** START Available records **

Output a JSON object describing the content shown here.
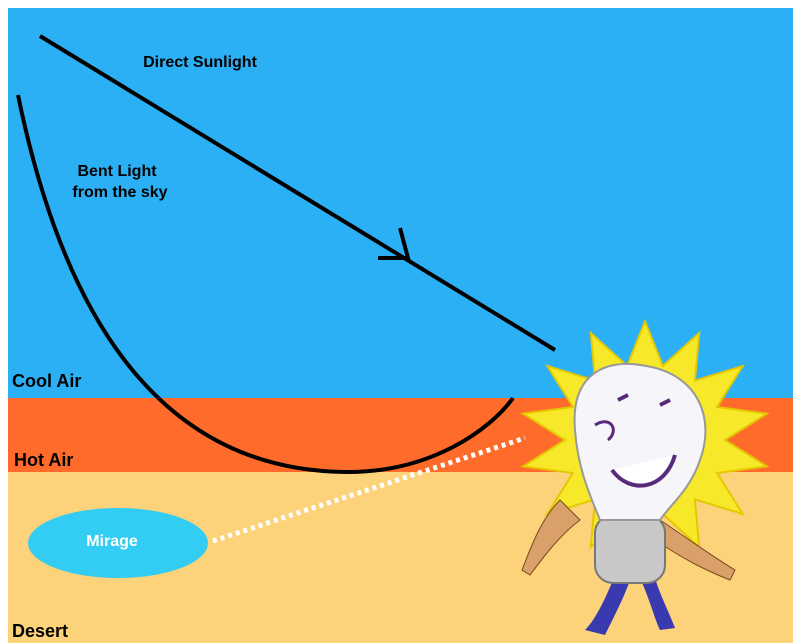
{
  "labels": {
    "direct_sunlight": "Direct Sunlight",
    "bent_light": [
      "Bent Light",
      "from the sky"
    ],
    "cool_air": "Cool Air",
    "hot_air": "Hot Air",
    "mirage": "Mirage",
    "desert": "Desert"
  }
}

** END Available records **

**What the exercise asks:**
Leave the pictures out and write out every entry exactly as given.

**Full response:**
Output a JSON object describing the content shown here.
{
  "labels": {
    "direct_sunlight": "Direct Sunlight",
    "bent_light": [
      "Bent Light",
      "from the sky"
    ],
    "cool_air": "Cool Air",
    "hot_air": "Hot Air",
    "mirage": "Mirage",
    "desert": "Desert"
  }
}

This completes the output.